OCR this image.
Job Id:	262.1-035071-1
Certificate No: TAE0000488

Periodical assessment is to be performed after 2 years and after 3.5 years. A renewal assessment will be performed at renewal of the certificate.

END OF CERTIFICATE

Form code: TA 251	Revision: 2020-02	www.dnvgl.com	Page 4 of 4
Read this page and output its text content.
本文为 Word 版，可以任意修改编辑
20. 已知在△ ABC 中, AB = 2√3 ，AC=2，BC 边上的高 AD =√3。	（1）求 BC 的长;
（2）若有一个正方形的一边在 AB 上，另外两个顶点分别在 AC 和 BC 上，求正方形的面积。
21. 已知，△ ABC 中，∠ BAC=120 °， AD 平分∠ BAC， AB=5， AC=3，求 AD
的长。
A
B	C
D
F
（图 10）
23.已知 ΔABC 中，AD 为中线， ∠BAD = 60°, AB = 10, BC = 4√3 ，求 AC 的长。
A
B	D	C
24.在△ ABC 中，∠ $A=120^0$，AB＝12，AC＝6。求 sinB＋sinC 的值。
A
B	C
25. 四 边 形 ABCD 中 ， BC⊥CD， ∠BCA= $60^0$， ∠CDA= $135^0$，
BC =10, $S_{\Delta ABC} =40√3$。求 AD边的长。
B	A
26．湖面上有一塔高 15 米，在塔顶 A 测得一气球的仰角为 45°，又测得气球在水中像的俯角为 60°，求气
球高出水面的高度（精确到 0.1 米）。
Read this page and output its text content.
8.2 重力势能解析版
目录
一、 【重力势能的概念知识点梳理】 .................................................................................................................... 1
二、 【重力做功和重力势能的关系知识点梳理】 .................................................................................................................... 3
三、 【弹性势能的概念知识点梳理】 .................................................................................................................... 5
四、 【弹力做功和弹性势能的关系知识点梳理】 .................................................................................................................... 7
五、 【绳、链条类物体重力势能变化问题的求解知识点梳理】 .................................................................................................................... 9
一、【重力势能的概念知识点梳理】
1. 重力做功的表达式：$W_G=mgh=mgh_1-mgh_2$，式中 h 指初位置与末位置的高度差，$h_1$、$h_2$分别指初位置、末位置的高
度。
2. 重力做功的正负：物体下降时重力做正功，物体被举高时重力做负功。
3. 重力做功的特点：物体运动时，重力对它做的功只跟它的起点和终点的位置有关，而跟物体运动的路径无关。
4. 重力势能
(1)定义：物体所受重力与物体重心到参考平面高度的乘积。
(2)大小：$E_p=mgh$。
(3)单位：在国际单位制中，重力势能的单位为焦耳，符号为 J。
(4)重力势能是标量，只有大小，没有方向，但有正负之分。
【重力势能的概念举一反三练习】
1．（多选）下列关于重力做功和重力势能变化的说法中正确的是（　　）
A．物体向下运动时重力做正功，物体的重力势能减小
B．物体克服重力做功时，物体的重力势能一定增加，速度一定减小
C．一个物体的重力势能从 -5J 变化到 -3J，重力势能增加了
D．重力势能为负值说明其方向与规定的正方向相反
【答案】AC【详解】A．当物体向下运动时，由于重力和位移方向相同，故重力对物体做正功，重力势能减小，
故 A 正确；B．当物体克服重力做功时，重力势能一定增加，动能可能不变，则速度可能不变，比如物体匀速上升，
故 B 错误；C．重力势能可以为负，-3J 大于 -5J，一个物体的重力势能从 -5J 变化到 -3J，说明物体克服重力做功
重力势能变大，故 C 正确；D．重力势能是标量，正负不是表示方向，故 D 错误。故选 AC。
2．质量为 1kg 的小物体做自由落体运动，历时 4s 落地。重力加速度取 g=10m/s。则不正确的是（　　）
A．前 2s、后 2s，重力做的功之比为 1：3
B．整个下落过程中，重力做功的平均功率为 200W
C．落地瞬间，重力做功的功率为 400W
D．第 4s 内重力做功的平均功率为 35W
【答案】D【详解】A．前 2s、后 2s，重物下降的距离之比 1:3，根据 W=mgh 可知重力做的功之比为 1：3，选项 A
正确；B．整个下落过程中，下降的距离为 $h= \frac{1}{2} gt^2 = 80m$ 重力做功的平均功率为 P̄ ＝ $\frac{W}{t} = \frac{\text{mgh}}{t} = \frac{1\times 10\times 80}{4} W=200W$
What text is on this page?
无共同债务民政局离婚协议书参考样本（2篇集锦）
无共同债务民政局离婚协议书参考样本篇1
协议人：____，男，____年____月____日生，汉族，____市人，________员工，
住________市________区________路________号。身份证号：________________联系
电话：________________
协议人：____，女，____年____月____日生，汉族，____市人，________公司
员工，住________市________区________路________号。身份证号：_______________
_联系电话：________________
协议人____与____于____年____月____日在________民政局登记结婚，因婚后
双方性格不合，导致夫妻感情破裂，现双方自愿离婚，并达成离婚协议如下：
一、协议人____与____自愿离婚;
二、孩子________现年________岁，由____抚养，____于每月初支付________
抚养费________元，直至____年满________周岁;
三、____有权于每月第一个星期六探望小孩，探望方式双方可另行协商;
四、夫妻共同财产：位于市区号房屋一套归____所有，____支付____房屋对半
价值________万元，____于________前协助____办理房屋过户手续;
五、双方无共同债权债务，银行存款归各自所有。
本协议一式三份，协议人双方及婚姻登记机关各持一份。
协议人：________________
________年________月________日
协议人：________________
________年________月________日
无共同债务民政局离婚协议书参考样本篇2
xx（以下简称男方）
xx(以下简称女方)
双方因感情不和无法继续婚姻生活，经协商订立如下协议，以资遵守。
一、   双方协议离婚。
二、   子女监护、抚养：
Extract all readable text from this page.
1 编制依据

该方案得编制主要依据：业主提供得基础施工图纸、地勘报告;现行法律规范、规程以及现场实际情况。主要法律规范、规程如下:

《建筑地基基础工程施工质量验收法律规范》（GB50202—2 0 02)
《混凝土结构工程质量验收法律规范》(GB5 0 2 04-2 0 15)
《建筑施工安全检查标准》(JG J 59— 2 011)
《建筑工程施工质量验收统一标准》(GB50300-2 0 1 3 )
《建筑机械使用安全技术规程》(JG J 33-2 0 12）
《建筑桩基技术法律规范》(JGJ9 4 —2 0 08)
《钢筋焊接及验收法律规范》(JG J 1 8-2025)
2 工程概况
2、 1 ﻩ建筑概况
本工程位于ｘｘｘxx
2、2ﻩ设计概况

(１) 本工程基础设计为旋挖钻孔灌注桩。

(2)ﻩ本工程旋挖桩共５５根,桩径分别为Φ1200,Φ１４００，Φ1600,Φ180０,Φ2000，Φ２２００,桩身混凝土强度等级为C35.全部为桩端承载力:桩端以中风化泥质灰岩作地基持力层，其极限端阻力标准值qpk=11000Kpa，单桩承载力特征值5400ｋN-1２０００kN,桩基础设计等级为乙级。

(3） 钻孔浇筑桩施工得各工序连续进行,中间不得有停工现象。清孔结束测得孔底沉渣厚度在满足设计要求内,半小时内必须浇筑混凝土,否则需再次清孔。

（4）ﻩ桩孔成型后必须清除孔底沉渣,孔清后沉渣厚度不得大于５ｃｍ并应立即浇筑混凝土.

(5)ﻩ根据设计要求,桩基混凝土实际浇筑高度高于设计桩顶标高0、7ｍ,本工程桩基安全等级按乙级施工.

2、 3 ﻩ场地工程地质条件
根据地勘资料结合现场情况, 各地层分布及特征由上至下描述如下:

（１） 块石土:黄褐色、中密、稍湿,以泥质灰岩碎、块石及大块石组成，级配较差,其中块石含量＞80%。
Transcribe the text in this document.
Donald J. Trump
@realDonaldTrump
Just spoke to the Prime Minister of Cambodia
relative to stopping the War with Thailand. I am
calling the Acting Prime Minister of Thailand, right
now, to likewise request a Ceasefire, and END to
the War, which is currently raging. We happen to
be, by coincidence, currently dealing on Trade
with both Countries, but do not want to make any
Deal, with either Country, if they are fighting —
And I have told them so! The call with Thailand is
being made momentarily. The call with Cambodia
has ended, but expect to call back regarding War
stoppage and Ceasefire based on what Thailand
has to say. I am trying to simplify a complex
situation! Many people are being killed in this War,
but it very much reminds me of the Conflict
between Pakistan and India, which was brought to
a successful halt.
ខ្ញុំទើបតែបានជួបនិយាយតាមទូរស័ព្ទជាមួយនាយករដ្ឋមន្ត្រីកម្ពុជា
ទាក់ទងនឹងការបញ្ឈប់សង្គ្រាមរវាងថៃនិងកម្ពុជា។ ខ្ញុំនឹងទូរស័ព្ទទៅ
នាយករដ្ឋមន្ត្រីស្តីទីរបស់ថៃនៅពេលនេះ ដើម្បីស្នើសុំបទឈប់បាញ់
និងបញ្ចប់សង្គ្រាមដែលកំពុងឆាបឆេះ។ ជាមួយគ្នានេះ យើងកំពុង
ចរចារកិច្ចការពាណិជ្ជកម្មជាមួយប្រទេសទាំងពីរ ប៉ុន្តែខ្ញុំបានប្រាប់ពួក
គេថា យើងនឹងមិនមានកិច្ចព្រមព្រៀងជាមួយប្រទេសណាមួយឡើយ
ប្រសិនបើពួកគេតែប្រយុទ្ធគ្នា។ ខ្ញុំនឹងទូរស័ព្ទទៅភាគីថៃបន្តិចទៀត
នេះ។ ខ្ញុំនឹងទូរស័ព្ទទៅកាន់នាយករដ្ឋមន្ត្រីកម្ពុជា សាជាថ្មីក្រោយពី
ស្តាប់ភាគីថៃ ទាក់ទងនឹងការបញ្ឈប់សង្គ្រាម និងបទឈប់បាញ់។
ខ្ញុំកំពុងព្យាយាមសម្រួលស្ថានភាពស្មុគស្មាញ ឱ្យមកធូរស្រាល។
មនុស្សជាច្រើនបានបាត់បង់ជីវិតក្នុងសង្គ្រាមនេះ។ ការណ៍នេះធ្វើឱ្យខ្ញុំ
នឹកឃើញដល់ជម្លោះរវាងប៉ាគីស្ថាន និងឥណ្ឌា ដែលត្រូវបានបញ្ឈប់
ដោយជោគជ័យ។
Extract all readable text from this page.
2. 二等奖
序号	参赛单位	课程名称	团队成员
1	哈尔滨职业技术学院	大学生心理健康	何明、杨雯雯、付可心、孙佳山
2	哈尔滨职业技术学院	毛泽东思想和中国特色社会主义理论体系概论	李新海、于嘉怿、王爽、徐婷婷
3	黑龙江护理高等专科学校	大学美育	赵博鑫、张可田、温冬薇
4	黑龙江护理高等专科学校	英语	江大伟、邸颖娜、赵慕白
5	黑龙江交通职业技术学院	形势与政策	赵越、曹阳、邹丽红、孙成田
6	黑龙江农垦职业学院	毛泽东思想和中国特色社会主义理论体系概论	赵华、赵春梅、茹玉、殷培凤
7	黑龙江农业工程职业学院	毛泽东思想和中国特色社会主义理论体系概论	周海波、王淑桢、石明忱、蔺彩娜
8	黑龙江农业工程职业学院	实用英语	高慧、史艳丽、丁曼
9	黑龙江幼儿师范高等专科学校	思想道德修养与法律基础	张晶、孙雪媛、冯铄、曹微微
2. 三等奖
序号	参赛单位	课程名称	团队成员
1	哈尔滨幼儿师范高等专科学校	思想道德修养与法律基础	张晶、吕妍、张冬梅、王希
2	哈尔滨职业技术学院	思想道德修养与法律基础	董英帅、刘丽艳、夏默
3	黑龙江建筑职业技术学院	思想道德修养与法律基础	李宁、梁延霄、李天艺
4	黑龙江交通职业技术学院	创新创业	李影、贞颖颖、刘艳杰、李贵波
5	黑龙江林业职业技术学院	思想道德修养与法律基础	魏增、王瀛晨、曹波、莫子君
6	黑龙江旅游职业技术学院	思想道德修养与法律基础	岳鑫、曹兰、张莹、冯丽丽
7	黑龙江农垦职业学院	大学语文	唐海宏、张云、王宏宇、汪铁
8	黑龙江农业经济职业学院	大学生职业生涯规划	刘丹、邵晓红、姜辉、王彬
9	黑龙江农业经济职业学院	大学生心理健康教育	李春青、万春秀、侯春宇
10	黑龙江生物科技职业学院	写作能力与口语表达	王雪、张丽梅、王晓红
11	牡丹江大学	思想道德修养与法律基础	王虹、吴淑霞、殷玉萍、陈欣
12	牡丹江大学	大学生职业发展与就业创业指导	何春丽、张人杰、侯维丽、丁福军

-----

Scan the listing above and copy all lines containing the word "currently".

the War, which is currently raging. We happen to
be, by coincidence, currently dealing on Trade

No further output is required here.